▶ [What the task asks]: Will you give every entry again exactly as it stands?
• • • • •
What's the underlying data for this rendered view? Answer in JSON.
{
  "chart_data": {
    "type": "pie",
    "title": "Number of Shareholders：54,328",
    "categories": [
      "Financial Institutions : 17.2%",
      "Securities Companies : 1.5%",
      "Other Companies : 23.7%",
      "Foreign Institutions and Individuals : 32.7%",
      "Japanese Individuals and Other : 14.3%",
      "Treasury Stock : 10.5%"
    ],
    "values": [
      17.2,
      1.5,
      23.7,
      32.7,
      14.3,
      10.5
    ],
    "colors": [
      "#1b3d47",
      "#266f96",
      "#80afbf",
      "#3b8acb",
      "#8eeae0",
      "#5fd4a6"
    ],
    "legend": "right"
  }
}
• • • • •
▶ [The result]:
What's the underlying data for this rendered view? Answer in JSON.
{
  "chart_data": {
    "type": "pie",
    "title": "Number of Shareholders：54,328",
    "categories": [
      "Financial Institutions : 17.2%",
      "Securities Companies : 1.5%",
      "Other Companies : 23.7%",
      "Foreign Institutions and Individuals : 32.7%",
      "Japanese Individuals and Other : 14.3%",
      "Treasury Stock : 10.5%"
    ],
    "values": [
      17.2,
      1.5,
      23.7,
      32.7,
      14.3,
      10.5
    ],
    "colors": [
      "#1b3d47",
      "#266f96",
      "#80afbf",
      "#3b8acb",
      "#8eeae0",
      "#5fd4a6"
    ],
    "legend": "right"
  }
}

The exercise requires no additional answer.